◆ **Written problem**
Each record that follows should be repeated exactly, minus any images.

◆ **Records shown**
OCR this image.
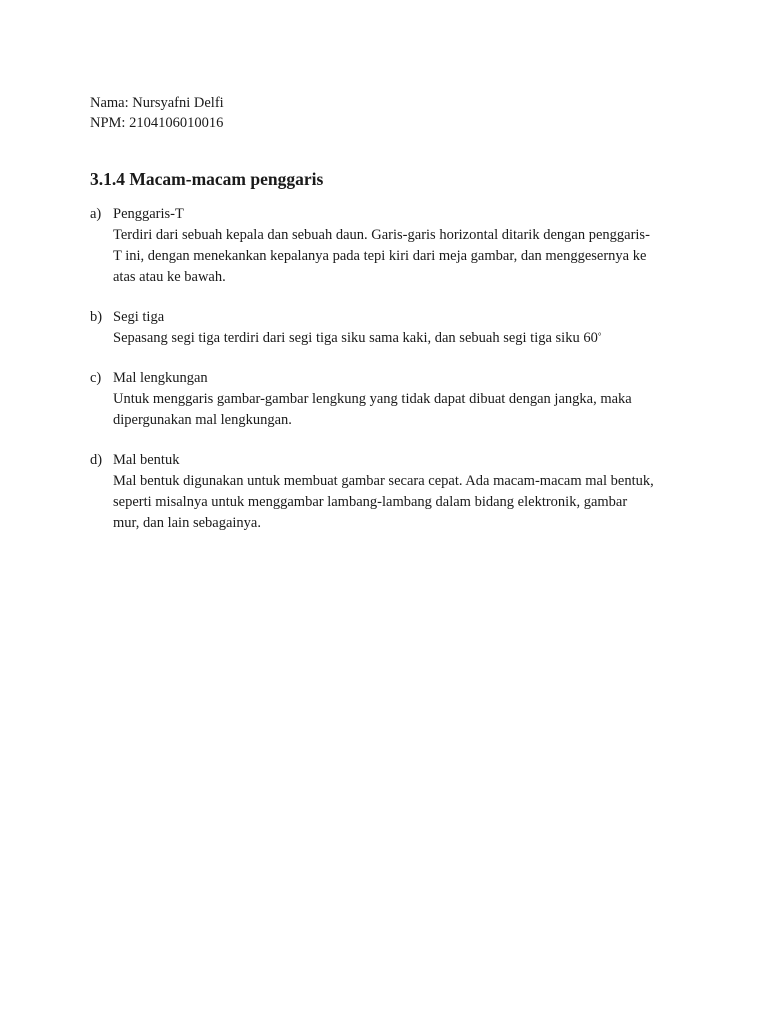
Nama: Nursyafni Delfi
NPM: 2104106010016
3.1.4 Macam-macam penggaris
a) Penggaris-T
Terdiri dari sebuah kepala dan sebuah daun. Garis-garis horizontal ditarik dengan penggaris-
T ini, dengan menekankan kepalanya pada tepi kiri dari meja gambar, dan menggesernya ke
atas atau ke bawah.
b) Segi tiga
Sepasang segi tiga terdiri dari segi tiga siku sama kaki, dan sebuah segi tiga siku 60°
c) Mal lengkungan
Untuk menggaris gambar-gambar lengkung yang tidak dapat dibuat dengan jangka, maka
dipergunakan mal lengkungan.
d) Mal bentuk
Mal bentuk digunakan untuk membuat gambar secara cepat. Ada macam-macam mal bentuk,
seperti misalnya untuk menggambar lambang-lambang dalam bidang elektronik, gambar
mur, dan lain sebagainya.
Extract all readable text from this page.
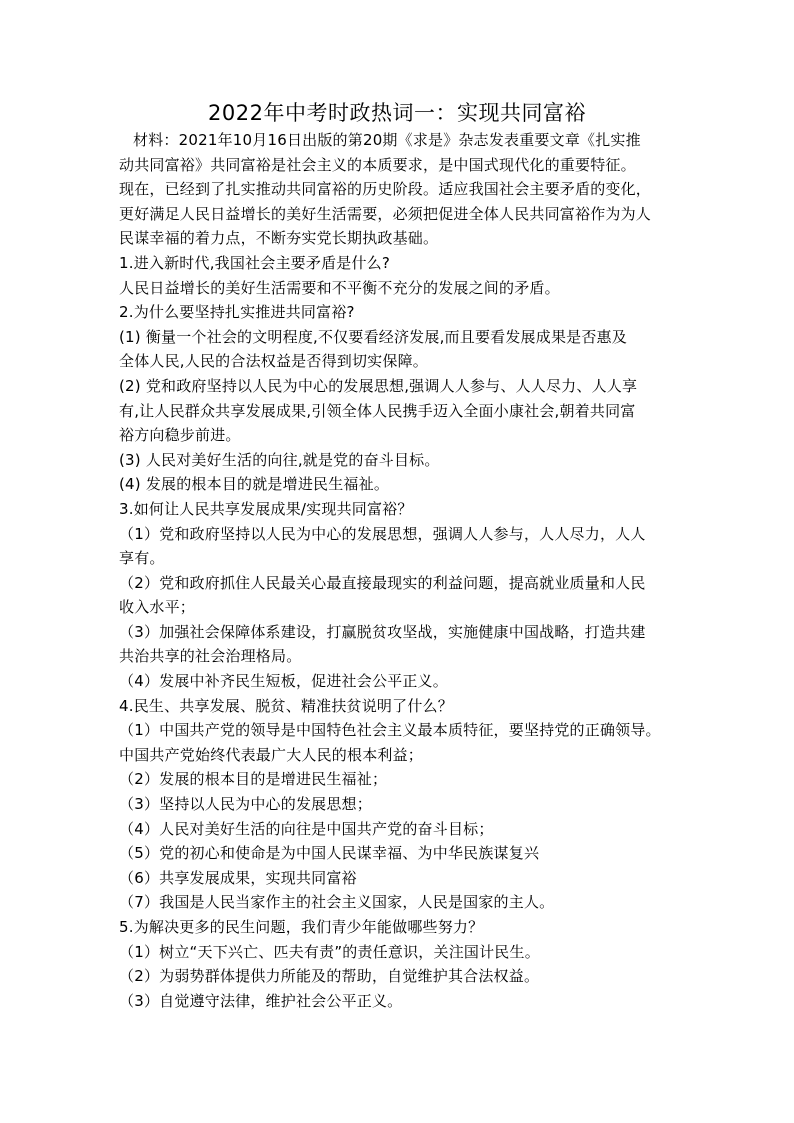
2022年中考时政热词一：实现共同富裕
材料：2021年10月16日出版的第20期《求是》杂志发表重要文章《扎实推
动共同富裕》共同富裕是社会主义的本质要求，是中国式现代化的重要特征。
现在，已经到了扎实推动共同富裕的历史阶段。适应我国社会主要矛盾的变化，
更好满足人民日益增长的美好生活需要，必须把促进全体人民共同富裕作为为人
民谋幸福的着力点，不断夯实党长期执政基础。
1.进入新时代,我国社会主要矛盾是什么?
人民日益增长的美好生活需要和不平衡不充分的发展之间的矛盾。
2.为什么要坚持扎实推进共同富裕?
(1) 衡量一个社会的文明程度,不仅要看经济发展,而且要看发展成果是否惠及
全体人民,人民的合法权益是否得到切实保障。
(2) 党和政府坚持以人民为中心的发展思想,强调人人参与、人人尽力、人人享
有,让人民群众共享发展成果,引领全体人民携手迈入全面小康社会,朝着共同富
裕方向稳步前进。
(3) 人民对美好生活的向往,就是党的奋斗目标。
(4) 发展的根本目的就是增进民生福祉。
3.如何让人民共享发展成果/实现共同富裕？
（1）党和政府坚持以人民为中心的发展思想，强调人人参与，人人尽力，人人
享有。
（2）党和政府抓住人民最关心最直接最现实的利益问题，提高就业质量和人民
收入水平；
（3）加强社会保障体系建设，打赢脱贫攻坚战，实施健康中国战略，打造共建
共治共享的社会治理格局。
（4）发展中补齐民生短板，促进社会公平正义。
4.民生、共享发展、脱贫、精准扶贫说明了什么？
（1）中国共产党的领导是中国特色社会主义最本质特征，要坚持党的正确领导。
中国共产党始终代表最广大人民的根本利益；
（2）发展的根本目的是增进民生福祉；
（3）坚持以人民为中心的发展思想；
（4）人民对美好生活的向往是中国共产党的奋斗目标；
（5）党的初心和使命是为中国人民谋幸福、为中华民族谋复兴
（6）共享发展成果，实现共同富裕
（7）我国是人民当家作主的社会主义国家，人民是国家的主人。
5.为解决更多的民生问题，我们青少年能做哪些努力？
（1）树立“天下兴亡、匹夫有责”的责任意识，关注国计民生。
（2）为弱势群体提供力所能及的帮助，自觉维护其合法权益。
（3）自觉遵守法律，维护社会公平正义。
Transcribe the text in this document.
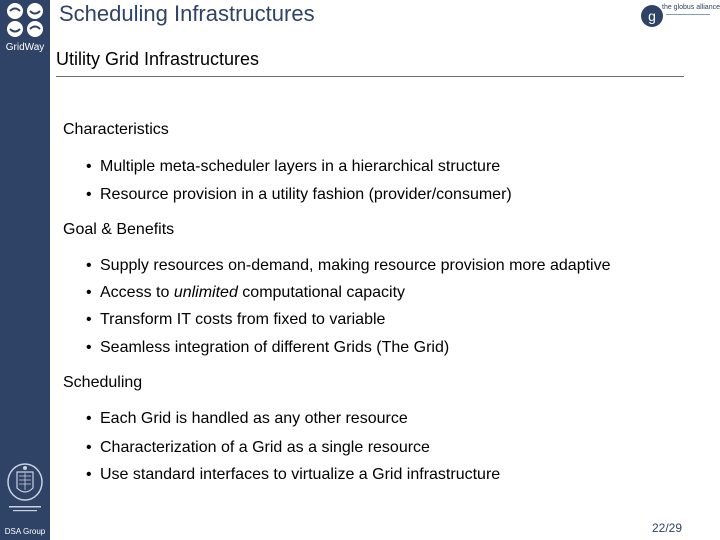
GridWay
DSA Group
Scheduling Infrastructures
Utility Grid Infrastructures
g
the globus alliance
Characteristics
• Multiple meta-scheduler layers in a hierarchical structure
• Resource provision in a utility fashion (provider/consumer)
Goal & Benefits
• Supply resources on-demand, making resource provision more adaptive
• Access to unlimited computational capacity
• Transform IT costs from fixed to variable
• Seamless integration of different Grids (The Grid)
Scheduling
• Each Grid is handled as any other resource
• Characterization of a Grid as a single resource
• Use standard interfaces to virtualize a Grid infrastructure
22/29
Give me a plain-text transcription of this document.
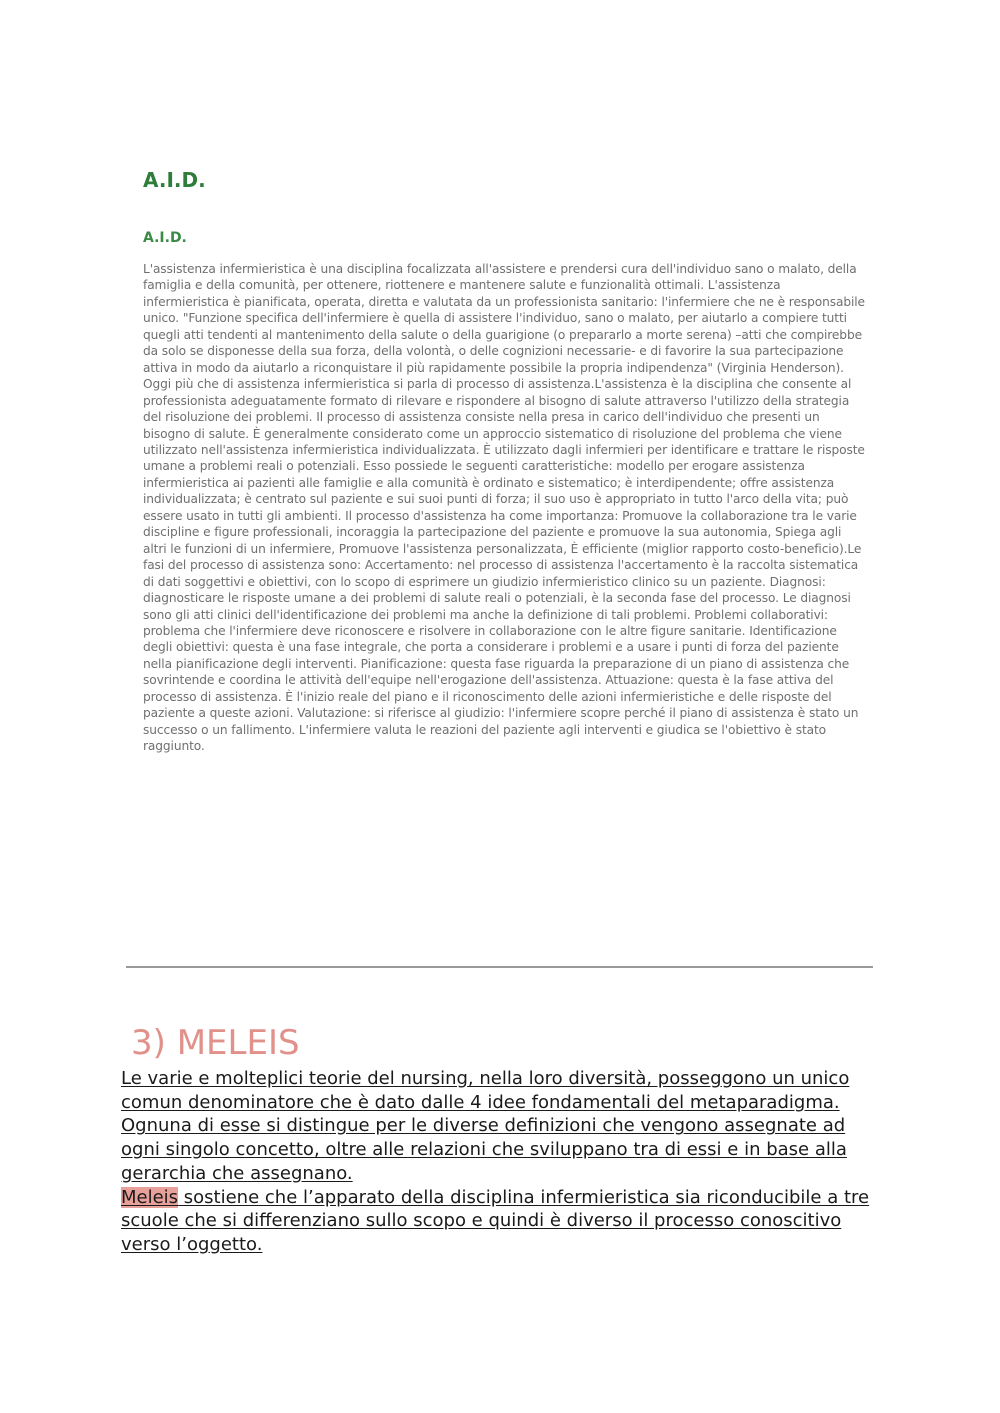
A.I.D.
A.I.D.

L'assistenza infermieristica è una disciplina focalizzata all'assistere e prendersi cura dell'individuo sano o malato, della famiglia e della comunità, per ottenere, riottenere e mantenere salute e funzionalità ottimali. L'assistenza infermieristica è pianificata, operata, diretta e valutata da un professionista sanitario: l'infermiere che ne è responsabile unico. "Funzione specifica dell'infermiere è quella di assistere l'individuo, sano o malato, per aiutarlo a compiere tutti quegli atti tendenti al mantenimento della salute o della guarigione (o prepararlo a morte serena) –atti che compirebbe da solo se disponesse della sua forza, della volontà, o delle cognizioni necessarie- e di favorire la sua partecipazione attiva in modo da aiutarlo a riconquistare il più rapidamente possibile la propria indipendenza" (Virginia Henderson). Oggi più che di assistenza infermieristica si parla di processo di assistenza.L'assistenza è la disciplina che consente al professionista adeguatamente formato di rilevare e rispondere al bisogno di salute attraverso l'utilizzo della strategia del risoluzione dei problemi. Il processo di assistenza consiste nella presa in carico dell'individuo che presenti un bisogno di salute. È generalmente considerato come un approccio sistematico di risoluzione del problema che viene utilizzato nell'assistenza infermieristica individualizzata. È utilizzato dagli infermieri per identificare e trattare le risposte umane a problemi reali o potenziali. Esso possiede le seguenti caratteristiche: modello per erogare assistenza infermieristica ai pazienti alle famiglie e alla comunità è ordinato e sistematico; è interdipendente; offre assistenza individualizzata; è centrato sul paziente e sui suoi punti di forza; il suo uso è appropriato in tutto l'arco della vita; può essere usato in tutti gli ambienti. Il processo d'assistenza ha come importanza: Promuove la collaborazione tra le varie discipline e figure professionali, incoraggia la partecipazione del paziente e promuove la sua autonomia, Spiega agli altri le funzioni di un infermiere, Promuove l'assistenza personalizzata, È efficiente (miglior rapporto costo-beneficio).Le fasi del processo di assistenza sono: Accertamento: nel processo di assistenza l'accertamento è la raccolta sistematica di dati soggettivi e obiettivi, con lo scopo di esprimere un giudizio infermieristico clinico su un paziente. Diagnosi: diagnosticare le risposte umane a dei problemi di salute reali o potenziali, è la seconda fase del processo. Le diagnosi sono gli atti clinici dell'identificazione dei problemi ma anche la definizione di tali problemi. Problemi collaborativi: problema che l'infermiere deve riconoscere e risolvere in collaborazione con le altre figure sanitarie. Identificazione degli obiettivi: questa è una fase integrale, che porta a considerare i problemi e a usare i punti di forza del paziente nella pianificazione degli interventi. Pianificazione: questa fase riguarda la preparazione di un piano di assistenza che sovrintende e coordina le attività dell'equipe nell'erogazione dell'assistenza. Attuazione: questa è la fase attiva del processo di assistenza. È l'inizio reale del piano e il riconoscimento delle azioni infermieristiche e delle risposte del paziente a queste azioni. Valutazione: si riferisce al giudizio: l'infermiere scopre perché il piano di assistenza è stato un successo o un fallimento. L'infermiere valuta le reazioni del paziente agli interventi e giudica se l'obiettivo è stato raggiunto.

3) MELEIS

Le varie e molteplici teorie del nursing, nella loro diversità, posseggono un unico comun denominatore che è dato dalle 4 idee fondamentali del metaparadigma.

Ognuna di esse si distingue per le diverse definizioni che vengono assegnate ad ogni singolo concetto, oltre alle relazioni che sviluppano tra di essi e in base alla gerarchia che assegnano.

Meleis sostiene che l’apparato della disciplina infermieristica sia riconducibile a tre scuole che si differenziano sullo scopo e quindi è diverso il processo conoscitivo verso l’oggetto.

◆ **Answer to the exercise**
OCR this image.
Nama: Nursyafni Delfi
NPM: 2104106010016
3.1.4 Macam-macam penggaris
a) Penggaris-T
Terdiri dari sebuah kepala dan sebuah daun. Garis-garis horizontal ditarik dengan penggaris-
T ini, dengan menekankan kepalanya pada tepi kiri dari meja gambar, dan menggesernya ke
atas atau ke bawah.
b) Segi tiga
Sepasang segi tiga terdiri dari segi tiga siku sama kaki, dan sebuah segi tiga siku 60°
c) Mal lengkungan
Untuk menggaris gambar-gambar lengkung yang tidak dapat dibuat dengan jangka, maka
dipergunakan mal lengkungan.
d) Mal bentuk
Mal bentuk digunakan untuk membuat gambar secara cepat. Ada macam-macam mal bentuk,
seperti misalnya untuk menggambar lambang-lambang dalam bidang elektronik, gambar
mur, dan lain sebagainya.
Extract all readable text from this page.
2022年中考时政热词一：实现共同富裕
材料：2021年10月16日出版的第20期《求是》杂志发表重要文章《扎实推
动共同富裕》共同富裕是社会主义的本质要求，是中国式现代化的重要特征。
现在，已经到了扎实推动共同富裕的历史阶段。适应我国社会主要矛盾的变化，
更好满足人民日益增长的美好生活需要，必须把促进全体人民共同富裕作为为人
民谋幸福的着力点，不断夯实党长期执政基础。
1.进入新时代,我国社会主要矛盾是什么?
人民日益增长的美好生活需要和不平衡不充分的发展之间的矛盾。
2.为什么要坚持扎实推进共同富裕?
(1) 衡量一个社会的文明程度,不仅要看经济发展,而且要看发展成果是否惠及
全体人民,人民的合法权益是否得到切实保障。
(2) 党和政府坚持以人民为中心的发展思想,强调人人参与、人人尽力、人人享
有,让人民群众共享发展成果,引领全体人民携手迈入全面小康社会,朝着共同富
裕方向稳步前进。
(3) 人民对美好生活的向往,就是党的奋斗目标。
(4) 发展的根本目的就是增进民生福祉。
3.如何让人民共享发展成果/实现共同富裕？
（1）党和政府坚持以人民为中心的发展思想，强调人人参与，人人尽力，人人
享有。
（2）党和政府抓住人民最关心最直接最现实的利益问题，提高就业质量和人民
收入水平；
（3）加强社会保障体系建设，打赢脱贫攻坚战，实施健康中国战略，打造共建
共治共享的社会治理格局。
（4）发展中补齐民生短板，促进社会公平正义。
4.民生、共享发展、脱贫、精准扶贫说明了什么？
（1）中国共产党的领导是中国特色社会主义最本质特征，要坚持党的正确领导。
中国共产党始终代表最广大人民的根本利益；
（2）发展的根本目的是增进民生福祉；
（3）坚持以人民为中心的发展思想；
（4）人民对美好生活的向往是中国共产党的奋斗目标；
（5）党的初心和使命是为中国人民谋幸福、为中华民族谋复兴
（6）共享发展成果，实现共同富裕
（7）我国是人民当家作主的社会主义国家，人民是国家的主人。
5.为解决更多的民生问题，我们青少年能做哪些努力？
（1）树立“天下兴亡、匹夫有责”的责任意识，关注国计民生。
（2）为弱势群体提供力所能及的帮助，自觉维护其合法权益。
（3）自觉遵守法律，维护社会公平正义。
Transcribe the text in this document.
GridWay
DSA Group
Scheduling Infrastructures
Utility Grid Infrastructures
g
the globus alliance
Characteristics
• Multiple meta-scheduler layers in a hierarchical structure
• Resource provision in a utility fashion (provider/consumer)
Goal & Benefits
• Supply resources on-demand, making resource provision more adaptive
• Access to unlimited computational capacity
• Transform IT costs from fixed to variable
• Seamless integration of different Grids (The Grid)
Scheduling
• Each Grid is handled as any other resource
• Characterization of a Grid as a single resource
• Use standard interfaces to virtualize a Grid infrastructure
22/29
Give me a plain-text transcription of this document.
A.I.D.
A.I.D.

L'assistenza infermieristica è una disciplina focalizzata all'assistere e prendersi cura dell'individuo sano o malato, della famiglia e della comunità, per ottenere, riottenere e mantenere salute e funzionalità ottimali. L'assistenza infermieristica è pianificata, operata, diretta e valutata da un professionista sanitario: l'infermiere che ne è responsabile unico. "Funzione specifica dell'infermiere è quella di assistere l'individuo, sano o malato, per aiutarlo a compiere tutti quegli atti tendenti al mantenimento della salute o della guarigione (o prepararlo a morte serena) –atti che compirebbe da solo se disponesse della sua forza, della volontà, o delle cognizioni necessarie- e di favorire la sua partecipazione attiva in modo da aiutarlo a riconquistare il più rapidamente possibile la propria indipendenza" (Virginia Henderson). Oggi più che di assistenza infermieristica si parla di processo di assistenza.L'assistenza è la disciplina che consente al professionista adeguatamente formato di rilevare e rispondere al bisogno di salute attraverso l'utilizzo della strategia del risoluzione dei problemi. Il processo di assistenza consiste nella presa in carico dell'individuo che presenti un bisogno di salute. È generalmente considerato come un approccio sistematico di risoluzione del problema che viene utilizzato nell'assistenza infermieristica individualizzata. È utilizzato dagli infermieri per identificare e trattare le risposte umane a problemi reali o potenziali. Esso possiede le seguenti caratteristiche: modello per erogare assistenza infermieristica ai pazienti alle famiglie e alla comunità è ordinato e sistematico; è interdipendente; offre assistenza individualizzata; è centrato sul paziente e sui suoi punti di forza; il suo uso è appropriato in tutto l'arco della vita; può essere usato in tutti gli ambienti. Il processo d'assistenza ha come importanza: Promuove la collaborazione tra le varie discipline e figure professionali, incoraggia la partecipazione del paziente e promuove la sua autonomia, Spiega agli altri le funzioni di un infermiere, Promuove l'assistenza personalizzata, È efficiente (miglior rapporto costo-beneficio).Le fasi del processo di assistenza sono: Accertamento: nel processo di assistenza l'accertamento è la raccolta sistematica di dati soggettivi e obiettivi, con lo scopo di esprimere un giudizio infermieristico clinico su un paziente. Diagnosi: diagnosticare le risposte umane a dei problemi di salute reali o potenziali, è la seconda fase del processo. Le diagnosi sono gli atti clinici dell'identificazione dei problemi ma anche la definizione di tali problemi. Problemi collaborativi: problema che l'infermiere deve riconoscere e risolvere in collaborazione con le altre figure sanitarie. Identificazione degli obiettivi: questa è una fase integrale, che porta a considerare i problemi e a usare i punti di forza del paziente nella pianificazione degli interventi. Pianificazione: questa fase riguarda la preparazione di un piano di assistenza che sovrintende e coordina le attività dell'equipe nell'erogazione dell'assistenza. Attuazione: questa è la fase attiva del processo di assistenza. È l'inizio reale del piano e il riconoscimento delle azioni infermieristiche e delle risposte del paziente a queste azioni. Valutazione: si riferisce al giudizio: l'infermiere scopre perché il piano di assistenza è stato un successo o un fallimento. L'infermiere valuta le reazioni del paziente agli interventi e giudica se l'obiettivo è stato raggiunto.

3) MELEIS

Le varie e molteplici teorie del nursing, nella loro diversità, posseggono un unico comun denominatore che è dato dalle 4 idee fondamentali del metaparadigma.

Ognuna di esse si distingue per le diverse definizioni che vengono assegnate ad ogni singolo concetto, oltre alle relazioni che sviluppano tra di essi e in base alla gerarchia che assegnano.

Meleis sostiene che l’apparato della disciplina infermieristica sia riconducibile a tre scuole che si differenziano sullo scopo e quindi è diverso il processo conoscitivo verso l’oggetto.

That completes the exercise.